## Goal
Which lines hold the word "type"? Copy each of them from the material.

(Records excerpted from a collection)
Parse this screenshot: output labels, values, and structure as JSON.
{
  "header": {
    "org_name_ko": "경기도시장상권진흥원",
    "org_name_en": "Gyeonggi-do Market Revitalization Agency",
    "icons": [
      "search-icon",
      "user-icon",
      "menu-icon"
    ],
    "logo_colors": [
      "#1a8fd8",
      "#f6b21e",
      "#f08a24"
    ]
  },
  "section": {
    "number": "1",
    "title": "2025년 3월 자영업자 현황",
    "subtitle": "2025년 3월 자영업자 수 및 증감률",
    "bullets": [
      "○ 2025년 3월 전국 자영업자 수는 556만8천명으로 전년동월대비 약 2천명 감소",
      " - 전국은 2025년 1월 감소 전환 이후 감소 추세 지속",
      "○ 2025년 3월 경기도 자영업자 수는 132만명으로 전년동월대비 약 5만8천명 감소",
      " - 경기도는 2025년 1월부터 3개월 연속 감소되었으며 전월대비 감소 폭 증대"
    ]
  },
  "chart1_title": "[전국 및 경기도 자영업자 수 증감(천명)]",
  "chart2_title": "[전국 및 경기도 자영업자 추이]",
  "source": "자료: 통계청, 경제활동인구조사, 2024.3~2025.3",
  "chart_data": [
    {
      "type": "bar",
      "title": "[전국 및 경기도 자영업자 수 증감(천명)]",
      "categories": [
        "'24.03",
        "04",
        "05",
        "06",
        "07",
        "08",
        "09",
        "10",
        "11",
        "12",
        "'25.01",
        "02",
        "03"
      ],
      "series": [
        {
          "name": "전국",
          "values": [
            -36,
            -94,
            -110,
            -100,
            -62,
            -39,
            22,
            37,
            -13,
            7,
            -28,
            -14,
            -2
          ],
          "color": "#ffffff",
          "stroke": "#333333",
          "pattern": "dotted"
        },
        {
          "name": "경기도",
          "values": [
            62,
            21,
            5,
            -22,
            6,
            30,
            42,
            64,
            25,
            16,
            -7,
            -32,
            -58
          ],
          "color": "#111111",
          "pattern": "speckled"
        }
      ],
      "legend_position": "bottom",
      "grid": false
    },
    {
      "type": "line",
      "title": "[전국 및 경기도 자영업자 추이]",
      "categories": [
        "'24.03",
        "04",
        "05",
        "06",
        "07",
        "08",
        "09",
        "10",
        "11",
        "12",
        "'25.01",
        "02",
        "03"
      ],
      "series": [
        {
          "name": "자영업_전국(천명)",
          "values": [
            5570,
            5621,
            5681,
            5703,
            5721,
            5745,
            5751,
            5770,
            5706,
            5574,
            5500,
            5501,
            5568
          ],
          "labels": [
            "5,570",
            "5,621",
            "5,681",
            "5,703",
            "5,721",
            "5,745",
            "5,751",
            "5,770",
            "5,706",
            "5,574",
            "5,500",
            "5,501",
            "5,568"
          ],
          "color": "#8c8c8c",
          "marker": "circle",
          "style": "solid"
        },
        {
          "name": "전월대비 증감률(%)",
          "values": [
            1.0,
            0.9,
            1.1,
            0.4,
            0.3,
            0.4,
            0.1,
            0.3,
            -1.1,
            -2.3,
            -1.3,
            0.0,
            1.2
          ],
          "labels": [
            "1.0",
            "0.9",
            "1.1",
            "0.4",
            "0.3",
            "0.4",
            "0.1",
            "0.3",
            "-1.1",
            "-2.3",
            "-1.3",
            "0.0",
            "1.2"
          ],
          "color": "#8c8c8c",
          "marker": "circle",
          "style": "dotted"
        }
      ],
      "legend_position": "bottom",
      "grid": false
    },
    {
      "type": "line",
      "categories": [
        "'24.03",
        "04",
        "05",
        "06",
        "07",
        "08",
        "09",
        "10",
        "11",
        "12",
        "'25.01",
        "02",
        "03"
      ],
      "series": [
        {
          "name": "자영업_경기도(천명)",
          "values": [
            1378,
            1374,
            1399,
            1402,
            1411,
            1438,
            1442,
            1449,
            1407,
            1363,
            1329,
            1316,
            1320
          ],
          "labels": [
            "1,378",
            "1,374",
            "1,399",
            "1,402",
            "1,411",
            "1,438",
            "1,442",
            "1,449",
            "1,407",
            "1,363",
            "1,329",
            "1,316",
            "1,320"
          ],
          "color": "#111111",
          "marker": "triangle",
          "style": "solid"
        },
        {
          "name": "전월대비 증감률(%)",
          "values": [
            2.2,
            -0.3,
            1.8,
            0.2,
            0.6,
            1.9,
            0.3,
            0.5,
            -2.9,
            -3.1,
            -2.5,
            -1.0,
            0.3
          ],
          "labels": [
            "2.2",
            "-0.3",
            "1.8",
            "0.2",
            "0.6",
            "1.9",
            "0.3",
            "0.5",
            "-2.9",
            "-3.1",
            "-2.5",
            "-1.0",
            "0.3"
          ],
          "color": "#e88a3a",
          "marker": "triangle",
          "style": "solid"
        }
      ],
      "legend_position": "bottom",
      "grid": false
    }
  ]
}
--
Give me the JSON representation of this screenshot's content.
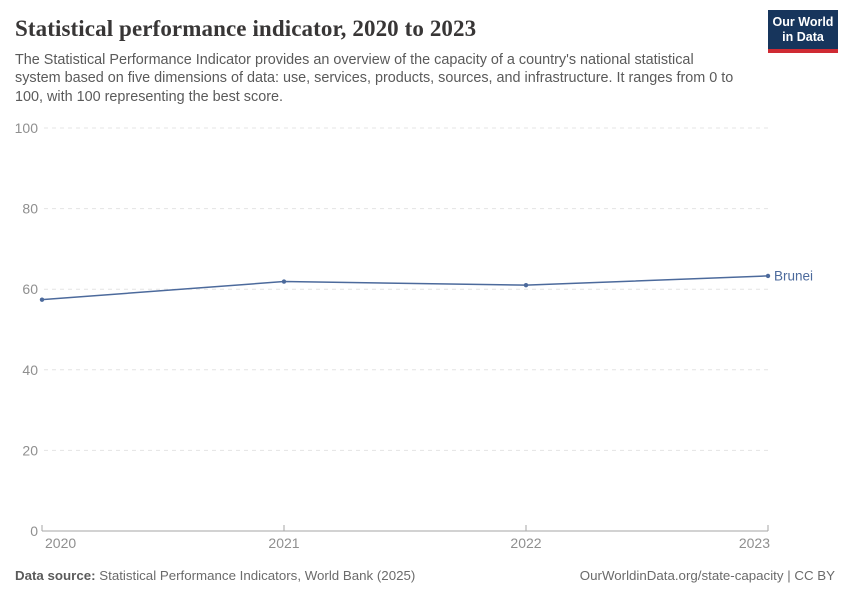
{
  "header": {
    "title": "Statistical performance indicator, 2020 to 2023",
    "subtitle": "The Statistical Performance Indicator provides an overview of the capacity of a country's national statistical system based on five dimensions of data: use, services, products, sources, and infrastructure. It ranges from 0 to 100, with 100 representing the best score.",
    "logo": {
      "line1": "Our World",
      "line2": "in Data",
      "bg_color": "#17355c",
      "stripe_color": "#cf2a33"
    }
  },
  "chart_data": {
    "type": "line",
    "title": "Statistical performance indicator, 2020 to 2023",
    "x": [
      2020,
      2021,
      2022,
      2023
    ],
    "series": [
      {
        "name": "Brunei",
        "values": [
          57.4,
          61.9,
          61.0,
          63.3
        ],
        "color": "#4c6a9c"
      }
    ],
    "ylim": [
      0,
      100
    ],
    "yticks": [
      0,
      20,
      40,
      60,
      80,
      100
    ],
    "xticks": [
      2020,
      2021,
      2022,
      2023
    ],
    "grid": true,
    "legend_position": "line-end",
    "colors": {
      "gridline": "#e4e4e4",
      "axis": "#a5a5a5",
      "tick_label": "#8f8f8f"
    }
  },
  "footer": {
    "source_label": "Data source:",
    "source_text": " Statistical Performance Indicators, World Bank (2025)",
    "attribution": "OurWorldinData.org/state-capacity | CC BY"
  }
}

## Reply to the exercise
      "type": "bar",
      "type": "line",
      "type": "line",
    "type": "line",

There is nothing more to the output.